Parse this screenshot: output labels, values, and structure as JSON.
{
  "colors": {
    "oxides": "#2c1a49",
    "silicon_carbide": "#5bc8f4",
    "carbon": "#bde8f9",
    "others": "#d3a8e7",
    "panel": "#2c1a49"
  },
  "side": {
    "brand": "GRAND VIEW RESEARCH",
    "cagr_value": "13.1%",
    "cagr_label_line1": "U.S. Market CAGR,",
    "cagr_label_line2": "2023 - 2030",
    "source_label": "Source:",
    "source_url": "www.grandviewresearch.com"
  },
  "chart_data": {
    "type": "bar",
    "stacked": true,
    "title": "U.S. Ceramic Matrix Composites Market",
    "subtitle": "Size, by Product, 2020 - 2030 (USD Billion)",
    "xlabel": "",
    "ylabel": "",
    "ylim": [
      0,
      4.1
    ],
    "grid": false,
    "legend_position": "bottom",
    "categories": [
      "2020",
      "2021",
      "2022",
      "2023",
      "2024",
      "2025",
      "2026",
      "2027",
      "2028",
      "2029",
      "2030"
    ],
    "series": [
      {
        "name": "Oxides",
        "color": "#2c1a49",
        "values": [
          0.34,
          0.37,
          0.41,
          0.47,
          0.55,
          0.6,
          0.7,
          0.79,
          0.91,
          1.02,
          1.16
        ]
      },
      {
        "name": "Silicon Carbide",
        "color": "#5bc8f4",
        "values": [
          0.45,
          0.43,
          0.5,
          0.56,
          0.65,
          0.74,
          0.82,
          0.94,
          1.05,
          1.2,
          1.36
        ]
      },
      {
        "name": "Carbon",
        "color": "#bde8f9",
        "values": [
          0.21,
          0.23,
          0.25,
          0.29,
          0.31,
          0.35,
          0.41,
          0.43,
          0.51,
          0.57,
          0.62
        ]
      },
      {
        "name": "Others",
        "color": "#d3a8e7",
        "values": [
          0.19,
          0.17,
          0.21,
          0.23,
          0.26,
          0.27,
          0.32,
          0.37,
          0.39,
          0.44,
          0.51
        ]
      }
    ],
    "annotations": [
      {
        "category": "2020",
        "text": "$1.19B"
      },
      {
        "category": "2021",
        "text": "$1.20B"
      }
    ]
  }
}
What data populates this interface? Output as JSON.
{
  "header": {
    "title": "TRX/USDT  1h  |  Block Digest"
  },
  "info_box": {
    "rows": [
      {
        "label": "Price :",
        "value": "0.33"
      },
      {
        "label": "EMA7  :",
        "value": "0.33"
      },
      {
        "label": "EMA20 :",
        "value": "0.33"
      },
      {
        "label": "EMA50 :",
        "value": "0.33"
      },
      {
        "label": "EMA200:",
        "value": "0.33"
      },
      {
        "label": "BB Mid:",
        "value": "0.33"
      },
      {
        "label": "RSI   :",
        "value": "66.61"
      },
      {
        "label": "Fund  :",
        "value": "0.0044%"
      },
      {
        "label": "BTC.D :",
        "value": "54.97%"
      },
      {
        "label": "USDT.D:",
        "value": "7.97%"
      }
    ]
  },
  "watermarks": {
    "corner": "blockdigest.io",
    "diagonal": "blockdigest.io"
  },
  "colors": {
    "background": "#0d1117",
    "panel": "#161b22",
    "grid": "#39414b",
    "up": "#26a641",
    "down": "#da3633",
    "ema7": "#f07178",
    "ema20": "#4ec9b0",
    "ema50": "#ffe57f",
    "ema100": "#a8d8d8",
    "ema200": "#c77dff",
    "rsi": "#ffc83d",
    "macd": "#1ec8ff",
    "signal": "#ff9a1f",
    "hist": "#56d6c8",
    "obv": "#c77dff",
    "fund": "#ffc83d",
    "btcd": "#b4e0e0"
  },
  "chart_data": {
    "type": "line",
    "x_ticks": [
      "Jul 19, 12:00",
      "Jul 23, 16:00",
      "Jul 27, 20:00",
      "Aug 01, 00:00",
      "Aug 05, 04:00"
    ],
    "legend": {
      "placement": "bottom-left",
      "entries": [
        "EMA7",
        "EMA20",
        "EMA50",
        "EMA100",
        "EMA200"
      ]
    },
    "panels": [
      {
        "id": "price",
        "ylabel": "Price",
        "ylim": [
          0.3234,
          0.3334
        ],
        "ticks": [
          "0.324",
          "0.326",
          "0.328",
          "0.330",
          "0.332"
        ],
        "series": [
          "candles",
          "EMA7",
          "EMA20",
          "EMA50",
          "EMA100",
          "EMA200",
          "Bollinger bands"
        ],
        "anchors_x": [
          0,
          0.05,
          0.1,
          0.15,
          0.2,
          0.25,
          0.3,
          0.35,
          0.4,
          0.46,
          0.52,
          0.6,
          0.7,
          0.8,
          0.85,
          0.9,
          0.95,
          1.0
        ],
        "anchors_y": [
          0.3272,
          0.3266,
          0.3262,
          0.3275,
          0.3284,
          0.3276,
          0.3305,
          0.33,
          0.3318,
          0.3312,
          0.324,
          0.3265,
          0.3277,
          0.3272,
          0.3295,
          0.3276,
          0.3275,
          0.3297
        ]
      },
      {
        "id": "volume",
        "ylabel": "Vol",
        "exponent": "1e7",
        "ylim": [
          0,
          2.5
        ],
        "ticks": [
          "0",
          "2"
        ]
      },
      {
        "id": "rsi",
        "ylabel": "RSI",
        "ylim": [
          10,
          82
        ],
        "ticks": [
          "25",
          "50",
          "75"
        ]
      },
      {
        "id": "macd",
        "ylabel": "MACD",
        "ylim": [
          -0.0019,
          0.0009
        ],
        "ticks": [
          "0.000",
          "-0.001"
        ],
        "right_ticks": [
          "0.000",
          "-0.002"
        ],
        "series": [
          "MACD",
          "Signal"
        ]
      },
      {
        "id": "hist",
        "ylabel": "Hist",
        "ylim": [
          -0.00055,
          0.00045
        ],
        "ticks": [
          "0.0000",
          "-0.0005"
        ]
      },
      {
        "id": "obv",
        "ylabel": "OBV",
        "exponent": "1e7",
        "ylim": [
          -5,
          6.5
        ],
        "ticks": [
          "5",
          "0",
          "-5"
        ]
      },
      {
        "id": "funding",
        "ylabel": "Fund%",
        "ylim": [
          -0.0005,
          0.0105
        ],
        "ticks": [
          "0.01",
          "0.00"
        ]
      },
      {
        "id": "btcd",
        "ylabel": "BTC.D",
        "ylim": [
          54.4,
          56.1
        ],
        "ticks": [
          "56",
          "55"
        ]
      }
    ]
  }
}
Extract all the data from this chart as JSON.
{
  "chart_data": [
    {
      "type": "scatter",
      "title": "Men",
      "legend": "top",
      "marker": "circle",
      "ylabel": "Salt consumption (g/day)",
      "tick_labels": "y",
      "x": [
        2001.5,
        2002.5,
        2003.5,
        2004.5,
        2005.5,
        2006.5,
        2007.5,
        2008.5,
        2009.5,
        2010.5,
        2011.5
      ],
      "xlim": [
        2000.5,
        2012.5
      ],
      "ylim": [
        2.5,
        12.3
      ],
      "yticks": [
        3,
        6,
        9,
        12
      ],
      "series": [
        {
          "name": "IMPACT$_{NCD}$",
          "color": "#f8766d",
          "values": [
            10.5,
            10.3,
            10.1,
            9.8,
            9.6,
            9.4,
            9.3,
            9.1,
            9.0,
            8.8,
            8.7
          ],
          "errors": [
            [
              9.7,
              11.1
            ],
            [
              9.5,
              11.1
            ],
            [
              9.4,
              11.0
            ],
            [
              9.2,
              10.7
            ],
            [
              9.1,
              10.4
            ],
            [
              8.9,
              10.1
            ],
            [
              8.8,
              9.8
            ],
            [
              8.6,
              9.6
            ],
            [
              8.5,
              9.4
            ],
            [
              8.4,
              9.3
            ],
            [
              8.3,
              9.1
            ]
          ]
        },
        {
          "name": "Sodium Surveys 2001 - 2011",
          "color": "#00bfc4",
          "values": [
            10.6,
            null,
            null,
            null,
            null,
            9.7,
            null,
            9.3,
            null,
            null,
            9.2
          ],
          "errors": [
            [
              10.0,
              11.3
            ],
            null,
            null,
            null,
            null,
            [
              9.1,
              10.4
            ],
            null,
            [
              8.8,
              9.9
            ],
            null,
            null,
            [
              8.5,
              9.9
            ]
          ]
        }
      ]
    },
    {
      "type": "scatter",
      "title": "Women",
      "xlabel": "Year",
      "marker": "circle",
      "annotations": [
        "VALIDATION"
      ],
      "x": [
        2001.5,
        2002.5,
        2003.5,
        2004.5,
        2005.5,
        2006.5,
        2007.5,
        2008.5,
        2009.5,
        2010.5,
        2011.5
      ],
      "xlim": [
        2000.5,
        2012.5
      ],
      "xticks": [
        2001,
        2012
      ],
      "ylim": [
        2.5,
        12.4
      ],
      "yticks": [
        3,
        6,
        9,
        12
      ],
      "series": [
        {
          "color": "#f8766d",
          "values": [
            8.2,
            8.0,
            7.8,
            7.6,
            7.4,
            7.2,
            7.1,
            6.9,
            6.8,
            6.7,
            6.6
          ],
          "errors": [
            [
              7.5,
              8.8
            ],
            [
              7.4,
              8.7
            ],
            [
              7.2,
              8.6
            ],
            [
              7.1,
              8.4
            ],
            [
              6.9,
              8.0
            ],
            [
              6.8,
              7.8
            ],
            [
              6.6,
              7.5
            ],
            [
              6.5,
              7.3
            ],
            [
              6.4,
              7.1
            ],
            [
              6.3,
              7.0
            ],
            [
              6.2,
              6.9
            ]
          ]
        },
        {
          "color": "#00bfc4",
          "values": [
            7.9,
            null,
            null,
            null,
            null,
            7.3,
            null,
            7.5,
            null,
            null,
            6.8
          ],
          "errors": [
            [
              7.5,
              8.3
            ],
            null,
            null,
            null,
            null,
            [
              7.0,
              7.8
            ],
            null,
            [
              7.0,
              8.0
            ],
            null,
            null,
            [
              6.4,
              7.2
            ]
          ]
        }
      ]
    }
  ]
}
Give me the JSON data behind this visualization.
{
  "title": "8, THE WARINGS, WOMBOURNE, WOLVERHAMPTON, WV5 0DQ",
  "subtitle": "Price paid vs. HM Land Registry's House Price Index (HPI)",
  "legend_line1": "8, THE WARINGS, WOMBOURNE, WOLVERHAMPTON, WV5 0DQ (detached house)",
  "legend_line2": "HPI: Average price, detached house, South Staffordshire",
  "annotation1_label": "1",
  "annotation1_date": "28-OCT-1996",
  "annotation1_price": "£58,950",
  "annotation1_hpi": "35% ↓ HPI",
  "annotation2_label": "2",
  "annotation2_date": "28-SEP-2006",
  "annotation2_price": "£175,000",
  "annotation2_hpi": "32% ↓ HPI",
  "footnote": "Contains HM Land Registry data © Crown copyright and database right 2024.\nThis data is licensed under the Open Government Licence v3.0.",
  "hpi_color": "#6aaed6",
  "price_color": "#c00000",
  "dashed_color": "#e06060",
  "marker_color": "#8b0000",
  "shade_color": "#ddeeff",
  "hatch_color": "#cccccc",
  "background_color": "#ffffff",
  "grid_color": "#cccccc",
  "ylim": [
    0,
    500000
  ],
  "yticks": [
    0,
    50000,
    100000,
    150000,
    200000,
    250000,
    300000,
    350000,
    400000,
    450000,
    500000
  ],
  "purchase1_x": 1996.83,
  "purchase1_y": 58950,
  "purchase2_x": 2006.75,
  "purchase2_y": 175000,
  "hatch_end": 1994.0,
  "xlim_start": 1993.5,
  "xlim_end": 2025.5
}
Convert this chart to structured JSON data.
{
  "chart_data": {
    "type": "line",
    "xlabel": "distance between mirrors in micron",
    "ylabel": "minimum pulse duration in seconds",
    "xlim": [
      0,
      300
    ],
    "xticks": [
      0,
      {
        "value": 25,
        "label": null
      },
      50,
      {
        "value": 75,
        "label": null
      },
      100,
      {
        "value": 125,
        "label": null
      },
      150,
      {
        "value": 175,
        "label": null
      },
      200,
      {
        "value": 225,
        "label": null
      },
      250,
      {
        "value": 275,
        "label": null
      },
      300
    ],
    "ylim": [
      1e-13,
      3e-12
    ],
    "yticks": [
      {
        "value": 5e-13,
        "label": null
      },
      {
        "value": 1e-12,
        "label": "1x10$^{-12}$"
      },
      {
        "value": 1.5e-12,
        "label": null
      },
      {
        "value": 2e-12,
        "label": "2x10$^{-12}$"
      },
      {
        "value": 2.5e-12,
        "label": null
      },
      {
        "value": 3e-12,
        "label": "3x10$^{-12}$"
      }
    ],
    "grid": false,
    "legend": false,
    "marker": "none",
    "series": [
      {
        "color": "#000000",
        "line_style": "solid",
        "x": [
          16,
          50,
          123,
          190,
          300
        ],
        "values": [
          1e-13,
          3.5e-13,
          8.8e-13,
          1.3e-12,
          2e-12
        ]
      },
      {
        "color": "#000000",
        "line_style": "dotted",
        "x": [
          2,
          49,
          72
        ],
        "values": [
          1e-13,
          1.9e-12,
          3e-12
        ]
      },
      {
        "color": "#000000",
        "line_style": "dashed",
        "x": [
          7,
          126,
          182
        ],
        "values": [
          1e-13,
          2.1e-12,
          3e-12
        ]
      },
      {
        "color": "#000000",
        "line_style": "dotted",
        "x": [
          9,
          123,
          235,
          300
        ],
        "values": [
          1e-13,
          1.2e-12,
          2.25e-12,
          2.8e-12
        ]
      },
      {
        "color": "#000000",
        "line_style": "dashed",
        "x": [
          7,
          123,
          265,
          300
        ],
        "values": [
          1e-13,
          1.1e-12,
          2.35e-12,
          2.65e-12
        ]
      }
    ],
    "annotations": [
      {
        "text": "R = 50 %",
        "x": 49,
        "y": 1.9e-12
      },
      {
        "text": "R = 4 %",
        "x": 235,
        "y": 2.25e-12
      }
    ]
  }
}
-.-.-
● GOAL:
Above are entries; state the number of lines among them that contain "WOMBOURNE", and nothing else.

● WRITTEN REPLY:
2